● **KURZAUFTRAG**
Gib die Zeilen der Daten von der Zeile mit „x-tick — [1032, 317, 1033, 320]“ bis zur Zeile mit „cursor-label-box — [732, 322, 764, 333]“ unverändert wieder, beide eingeschlossen.

++++ ANGEZEIGTE INFORMATIONEN

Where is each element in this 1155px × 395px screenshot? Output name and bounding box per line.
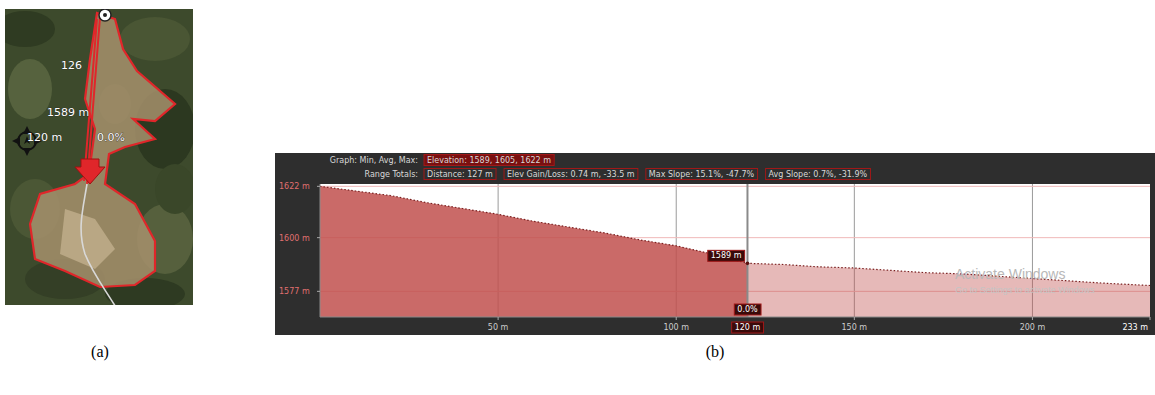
x-tick — [1032, 317, 1033, 320]
x-tick — [854, 317, 855, 320]
elevation-line — [320, 186, 1150, 285]
profile-panel: Graph: Min, Avg, Max: Elevation: 1589, 16… — [275, 153, 1155, 335]
header-box — [504, 169, 638, 180]
y-tick — [317, 186, 320, 187]
cursor-label-box — [732, 322, 764, 333]
plot-area — [320, 184, 1150, 317]
cursor-point — [746, 262, 750, 266]
figure: 126 1589 m 120 m 0.0% (a) (b) Graph: Min, Avg,… — [0, 0, 1155, 395]
y-axis-line — [320, 184, 321, 317]
header-label: Range Totals: — [365, 170, 418, 179]
cursor-label: 0.0% — [737, 305, 758, 314]
cleared-area — [30, 13, 175, 287]
x-tick-label: 50 m — [488, 323, 509, 332]
panel-label: (b) — [706, 343, 725, 361]
header-box — [646, 169, 758, 180]
map-label: 126 — [61, 59, 82, 72]
header-label: Graph: Min, Avg, Max: — [330, 156, 418, 165]
y-tick — [317, 237, 320, 238]
x-tick-label: 150 m — [842, 323, 868, 332]
header-box — [424, 155, 554, 166]
boundary-outline — [30, 13, 175, 287]
x-axis-line — [320, 317, 1150, 318]
elevation-area — [320, 186, 1150, 317]
x-tick-label: 200 m — [1020, 323, 1046, 332]
header-item: Elevation: 1589, 1605, 1622 m — [427, 156, 551, 165]
map-label: 120 m — [27, 131, 62, 144]
map-panel: 126 1589 m 120 m 0.0% — [0, 9, 195, 310]
cursor-label: 120 m — [735, 323, 761, 332]
x-tick — [498, 317, 499, 320]
x-tick-label: 100 m — [663, 323, 689, 332]
map-image — [5, 9, 193, 305]
map-label: 1589 m — [47, 106, 89, 119]
cursor-line — [746, 184, 748, 317]
start-marker-dot — [103, 13, 107, 17]
header-box — [766, 169, 871, 180]
position-arrow — [75, 159, 105, 184]
y-tick-label: 1600 m — [279, 234, 310, 243]
watermark: Activate Windows — [955, 266, 1065, 282]
footpath — [81, 184, 117, 305]
header-item: Distance: 127 m — [427, 170, 493, 179]
vegetation — [120, 17, 190, 61]
profile-background — [275, 153, 1155, 335]
vegetation — [8, 59, 52, 119]
map-label: 0.0% — [97, 131, 125, 144]
y-tick — [317, 291, 320, 292]
header-box — [424, 169, 496, 180]
header-item: Elev Gain/Loss: 0.74 m, -33.5 m — [507, 170, 635, 179]
vegetation — [155, 164, 193, 214]
panel-label: (a) — [91, 343, 109, 361]
header-item: Avg Slope: 0.7%, -31.9% — [769, 170, 868, 179]
cursor-label-box — [708, 250, 745, 261]
header-item: Max Slope: 15.1%, -47.7% — [649, 170, 755, 179]
grid-line-y — [320, 186, 1150, 187]
vegetation — [5, 11, 55, 47]
marks — [320, 186, 1150, 317]
y-tick-label: 1577 m — [279, 287, 310, 296]
x-tick — [676, 317, 677, 320]
x-tick-label: 233 m — [1122, 323, 1148, 332]
x-tick — [1150, 317, 1151, 320]
start-marker — [99, 9, 111, 21]
cursor-label-box — [734, 304, 761, 315]
selected-area — [320, 186, 747, 317]
selected-range — [320, 186, 747, 317]
watermark: Go to Settings to activate Windows — [955, 285, 1095, 295]
y-tick-label: 1622 m — [279, 182, 310, 191]
cursor-label: 1589 m — [711, 251, 742, 260]
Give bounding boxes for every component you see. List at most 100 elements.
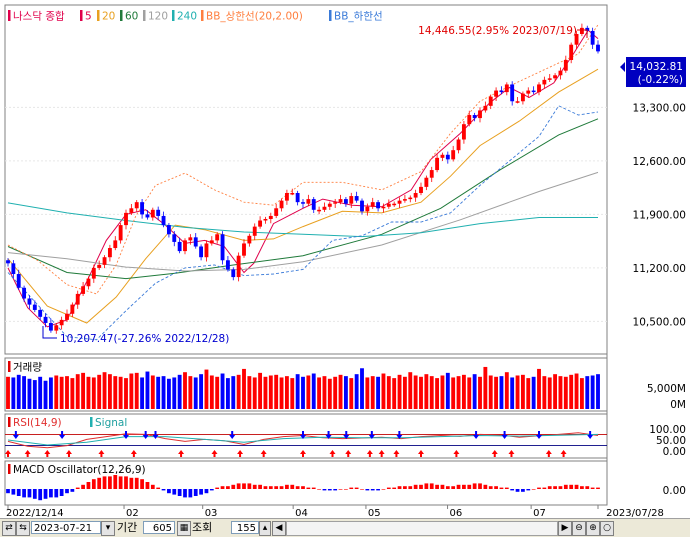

++++++++

● **ERGEBNIS**
x-tick — [1032, 317, 1033, 320]
x-tick — [854, 317, 855, 320]
elevation-line — [320, 186, 1150, 285]
profile-panel: Graph: Min, Avg, Max: Elevation: 1589, 16… — [275, 153, 1155, 335]
header-box — [504, 169, 638, 180]
y-tick — [317, 186, 320, 187]
cursor-label-box — [732, 322, 764, 333]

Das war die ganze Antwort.